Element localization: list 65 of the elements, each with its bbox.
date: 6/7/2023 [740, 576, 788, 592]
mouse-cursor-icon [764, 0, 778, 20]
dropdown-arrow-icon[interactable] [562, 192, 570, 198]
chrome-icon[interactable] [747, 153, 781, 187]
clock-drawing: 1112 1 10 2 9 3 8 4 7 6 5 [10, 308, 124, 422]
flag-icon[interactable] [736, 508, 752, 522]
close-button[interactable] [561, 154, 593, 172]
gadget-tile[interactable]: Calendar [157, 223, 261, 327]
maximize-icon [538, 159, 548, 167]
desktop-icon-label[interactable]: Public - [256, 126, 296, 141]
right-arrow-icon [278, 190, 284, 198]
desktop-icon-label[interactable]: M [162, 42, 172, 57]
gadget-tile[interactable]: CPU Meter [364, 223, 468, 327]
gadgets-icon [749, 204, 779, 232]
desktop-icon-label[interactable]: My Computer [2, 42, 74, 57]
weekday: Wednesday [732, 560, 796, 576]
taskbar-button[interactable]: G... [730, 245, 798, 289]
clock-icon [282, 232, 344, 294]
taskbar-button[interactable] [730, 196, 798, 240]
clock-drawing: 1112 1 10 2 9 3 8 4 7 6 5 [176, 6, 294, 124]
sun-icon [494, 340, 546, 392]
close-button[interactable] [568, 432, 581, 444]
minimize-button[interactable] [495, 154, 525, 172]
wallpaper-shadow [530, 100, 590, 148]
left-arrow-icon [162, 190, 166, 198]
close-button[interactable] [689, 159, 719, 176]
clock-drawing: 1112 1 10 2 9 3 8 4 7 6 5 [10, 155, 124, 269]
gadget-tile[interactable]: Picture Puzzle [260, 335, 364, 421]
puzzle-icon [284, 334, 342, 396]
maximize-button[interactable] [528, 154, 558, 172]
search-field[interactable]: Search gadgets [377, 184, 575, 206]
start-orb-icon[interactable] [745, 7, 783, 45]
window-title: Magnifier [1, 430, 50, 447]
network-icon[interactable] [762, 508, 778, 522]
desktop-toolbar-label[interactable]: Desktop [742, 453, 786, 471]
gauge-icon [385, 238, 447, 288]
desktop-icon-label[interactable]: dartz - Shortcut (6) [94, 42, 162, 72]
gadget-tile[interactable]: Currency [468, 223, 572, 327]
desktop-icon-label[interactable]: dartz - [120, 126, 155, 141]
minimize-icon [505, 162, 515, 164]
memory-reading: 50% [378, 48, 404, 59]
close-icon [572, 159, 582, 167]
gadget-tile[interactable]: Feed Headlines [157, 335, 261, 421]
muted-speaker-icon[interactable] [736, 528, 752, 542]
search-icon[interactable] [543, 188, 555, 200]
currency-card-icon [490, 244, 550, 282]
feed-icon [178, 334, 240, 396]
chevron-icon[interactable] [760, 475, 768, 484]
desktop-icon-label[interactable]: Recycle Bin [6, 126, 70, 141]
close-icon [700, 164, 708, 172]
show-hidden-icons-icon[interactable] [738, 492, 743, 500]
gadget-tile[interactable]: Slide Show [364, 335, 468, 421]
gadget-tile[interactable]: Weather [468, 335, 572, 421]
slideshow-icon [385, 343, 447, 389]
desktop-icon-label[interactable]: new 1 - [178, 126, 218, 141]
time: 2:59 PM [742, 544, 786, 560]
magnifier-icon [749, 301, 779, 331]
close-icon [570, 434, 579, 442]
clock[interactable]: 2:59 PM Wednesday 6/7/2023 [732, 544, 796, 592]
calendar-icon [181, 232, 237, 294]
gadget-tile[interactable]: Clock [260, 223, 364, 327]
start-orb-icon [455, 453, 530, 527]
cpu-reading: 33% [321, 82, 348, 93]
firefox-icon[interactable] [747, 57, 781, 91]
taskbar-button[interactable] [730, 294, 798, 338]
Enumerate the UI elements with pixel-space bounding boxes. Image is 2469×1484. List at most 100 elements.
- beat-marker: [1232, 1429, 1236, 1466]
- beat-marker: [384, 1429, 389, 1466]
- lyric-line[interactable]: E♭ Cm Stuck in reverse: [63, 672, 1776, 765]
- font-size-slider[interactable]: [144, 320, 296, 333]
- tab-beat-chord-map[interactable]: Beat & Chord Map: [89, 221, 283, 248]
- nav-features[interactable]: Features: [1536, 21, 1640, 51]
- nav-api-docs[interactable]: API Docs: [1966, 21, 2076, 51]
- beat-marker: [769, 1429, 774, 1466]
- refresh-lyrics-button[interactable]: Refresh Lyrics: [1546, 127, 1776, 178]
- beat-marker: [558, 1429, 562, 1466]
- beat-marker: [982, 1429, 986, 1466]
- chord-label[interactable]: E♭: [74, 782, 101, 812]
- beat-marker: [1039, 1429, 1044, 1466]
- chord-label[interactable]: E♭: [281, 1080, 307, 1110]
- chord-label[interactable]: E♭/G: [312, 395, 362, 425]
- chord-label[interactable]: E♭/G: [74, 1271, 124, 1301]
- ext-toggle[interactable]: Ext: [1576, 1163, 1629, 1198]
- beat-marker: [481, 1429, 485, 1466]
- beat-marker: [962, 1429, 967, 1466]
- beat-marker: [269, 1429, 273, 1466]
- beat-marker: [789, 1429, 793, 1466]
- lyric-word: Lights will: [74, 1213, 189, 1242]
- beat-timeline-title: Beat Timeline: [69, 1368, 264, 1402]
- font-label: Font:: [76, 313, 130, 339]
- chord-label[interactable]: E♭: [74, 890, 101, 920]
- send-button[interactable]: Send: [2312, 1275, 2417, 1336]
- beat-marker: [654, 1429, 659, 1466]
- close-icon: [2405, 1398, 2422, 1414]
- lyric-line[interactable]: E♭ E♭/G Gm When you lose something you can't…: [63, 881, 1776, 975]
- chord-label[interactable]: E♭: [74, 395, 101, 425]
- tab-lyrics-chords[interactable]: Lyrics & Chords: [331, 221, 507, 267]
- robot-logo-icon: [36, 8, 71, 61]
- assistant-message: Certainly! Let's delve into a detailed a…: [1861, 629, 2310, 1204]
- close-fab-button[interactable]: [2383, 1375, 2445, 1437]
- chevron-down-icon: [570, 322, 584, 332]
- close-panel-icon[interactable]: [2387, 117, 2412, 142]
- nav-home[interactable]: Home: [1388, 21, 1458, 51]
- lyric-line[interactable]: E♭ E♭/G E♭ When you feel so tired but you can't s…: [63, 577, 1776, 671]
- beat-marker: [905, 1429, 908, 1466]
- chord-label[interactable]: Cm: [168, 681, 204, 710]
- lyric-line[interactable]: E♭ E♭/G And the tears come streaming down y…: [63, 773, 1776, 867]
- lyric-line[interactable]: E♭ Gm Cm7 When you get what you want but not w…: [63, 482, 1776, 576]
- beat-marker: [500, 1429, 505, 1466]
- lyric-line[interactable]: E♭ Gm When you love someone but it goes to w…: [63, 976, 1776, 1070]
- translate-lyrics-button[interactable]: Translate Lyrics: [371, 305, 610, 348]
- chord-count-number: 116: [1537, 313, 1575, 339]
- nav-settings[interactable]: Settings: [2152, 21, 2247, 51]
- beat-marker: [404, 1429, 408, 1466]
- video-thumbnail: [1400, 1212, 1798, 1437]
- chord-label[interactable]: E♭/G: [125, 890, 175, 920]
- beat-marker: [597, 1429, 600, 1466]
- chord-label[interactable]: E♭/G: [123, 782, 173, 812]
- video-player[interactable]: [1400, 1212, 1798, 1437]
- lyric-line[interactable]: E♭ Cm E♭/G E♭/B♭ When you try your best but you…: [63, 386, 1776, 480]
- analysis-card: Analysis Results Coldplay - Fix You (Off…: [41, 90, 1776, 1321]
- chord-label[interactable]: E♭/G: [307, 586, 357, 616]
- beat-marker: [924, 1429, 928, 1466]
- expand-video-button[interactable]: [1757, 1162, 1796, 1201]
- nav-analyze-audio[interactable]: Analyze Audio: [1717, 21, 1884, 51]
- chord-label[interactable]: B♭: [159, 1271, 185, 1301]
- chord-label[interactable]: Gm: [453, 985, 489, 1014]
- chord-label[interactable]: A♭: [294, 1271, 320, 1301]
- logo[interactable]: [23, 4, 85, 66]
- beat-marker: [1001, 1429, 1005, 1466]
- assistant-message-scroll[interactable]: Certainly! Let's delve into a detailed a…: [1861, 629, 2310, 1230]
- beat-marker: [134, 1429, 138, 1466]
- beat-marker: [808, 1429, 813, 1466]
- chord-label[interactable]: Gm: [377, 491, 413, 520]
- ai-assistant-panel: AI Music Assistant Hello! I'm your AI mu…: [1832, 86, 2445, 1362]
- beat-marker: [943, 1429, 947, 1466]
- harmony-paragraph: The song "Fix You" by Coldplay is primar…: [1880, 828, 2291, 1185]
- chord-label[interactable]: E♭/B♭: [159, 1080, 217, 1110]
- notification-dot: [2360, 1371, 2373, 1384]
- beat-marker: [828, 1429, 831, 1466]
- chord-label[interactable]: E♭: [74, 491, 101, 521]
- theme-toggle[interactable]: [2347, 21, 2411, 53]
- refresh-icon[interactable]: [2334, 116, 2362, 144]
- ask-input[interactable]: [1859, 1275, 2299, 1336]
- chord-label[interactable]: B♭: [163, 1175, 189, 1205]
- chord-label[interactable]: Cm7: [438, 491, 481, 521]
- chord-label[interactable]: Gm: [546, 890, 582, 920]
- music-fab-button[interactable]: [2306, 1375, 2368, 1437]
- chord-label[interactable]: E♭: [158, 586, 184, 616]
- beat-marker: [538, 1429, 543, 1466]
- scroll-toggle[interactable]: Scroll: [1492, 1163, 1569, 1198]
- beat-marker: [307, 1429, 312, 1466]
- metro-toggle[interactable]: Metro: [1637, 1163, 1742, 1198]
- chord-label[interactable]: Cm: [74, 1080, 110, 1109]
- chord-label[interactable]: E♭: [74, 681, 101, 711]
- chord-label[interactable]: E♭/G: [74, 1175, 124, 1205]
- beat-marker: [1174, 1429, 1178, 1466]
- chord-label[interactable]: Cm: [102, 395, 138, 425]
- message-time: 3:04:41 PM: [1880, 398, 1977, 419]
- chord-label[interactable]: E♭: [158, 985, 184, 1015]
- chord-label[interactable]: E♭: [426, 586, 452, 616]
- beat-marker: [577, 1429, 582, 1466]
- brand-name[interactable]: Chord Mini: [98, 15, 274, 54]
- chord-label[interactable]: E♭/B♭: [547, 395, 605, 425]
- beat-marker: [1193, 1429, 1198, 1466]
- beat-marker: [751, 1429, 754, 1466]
● ● ●
To be done: Rewrite the records from the first line through the line containing "gauge-icon [385, 238, 447, 288]", inclusive, substituting "exit-button" for each occurrence of "close-button" and leaving everything else unchanged.

The reply:
Element localization: list 65 of the elements, each with its bbox.
date: 6/7/2023 [740, 576, 788, 592]
mouse-cursor-icon [764, 0, 778, 20]
dropdown-arrow-icon[interactable] [562, 192, 570, 198]
chrome-icon[interactable] [747, 153, 781, 187]
clock-drawing: 1112 1 10 2 9 3 8 4 7 6 5 [10, 308, 124, 422]
flag-icon[interactable] [736, 508, 752, 522]
exit-button[interactable] [561, 154, 593, 172]
gadget-tile[interactable]: Calendar [157, 223, 261, 327]
maximize-icon [538, 159, 548, 167]
desktop-icon-label[interactable]: Public - [256, 126, 296, 141]
right-arrow-icon [278, 190, 284, 198]
desktop-icon-label[interactable]: M [162, 42, 172, 57]
gadget-tile[interactable]: CPU Meter [364, 223, 468, 327]
gadgets-icon [749, 204, 779, 232]
desktop-icon-label[interactable]: My Computer [2, 42, 74, 57]
weekday: Wednesday [732, 560, 796, 576]
taskbar-button[interactable]: G... [730, 245, 798, 289]
clock-icon [282, 232, 344, 294]
taskbar-button[interactable] [730, 196, 798, 240]
clock-drawing: 1112 1 10 2 9 3 8 4 7 6 5 [176, 6, 294, 124]
sun-icon [494, 340, 546, 392]
exit-button[interactable] [568, 432, 581, 444]
minimize-button[interactable] [495, 154, 525, 172]
wallpaper-shadow [530, 100, 590, 148]
left-arrow-icon [162, 190, 166, 198]
exit-button[interactable] [689, 159, 719, 176]
clock-drawing: 1112 1 10 2 9 3 8 4 7 6 5 [10, 155, 124, 269]
gadget-tile[interactable]: Picture Puzzle [260, 335, 364, 421]
puzzle-icon [284, 334, 342, 396]
maximize-button[interactable] [528, 154, 558, 172]
search-field[interactable]: Search gadgets [377, 184, 575, 206]
start-orb-icon[interactable] [745, 7, 783, 45]
window-title: Magnifier [1, 430, 50, 447]
network-icon[interactable] [762, 508, 778, 522]
desktop-toolbar-label[interactable]: Desktop [742, 453, 786, 471]
gauge-icon [385, 238, 447, 288]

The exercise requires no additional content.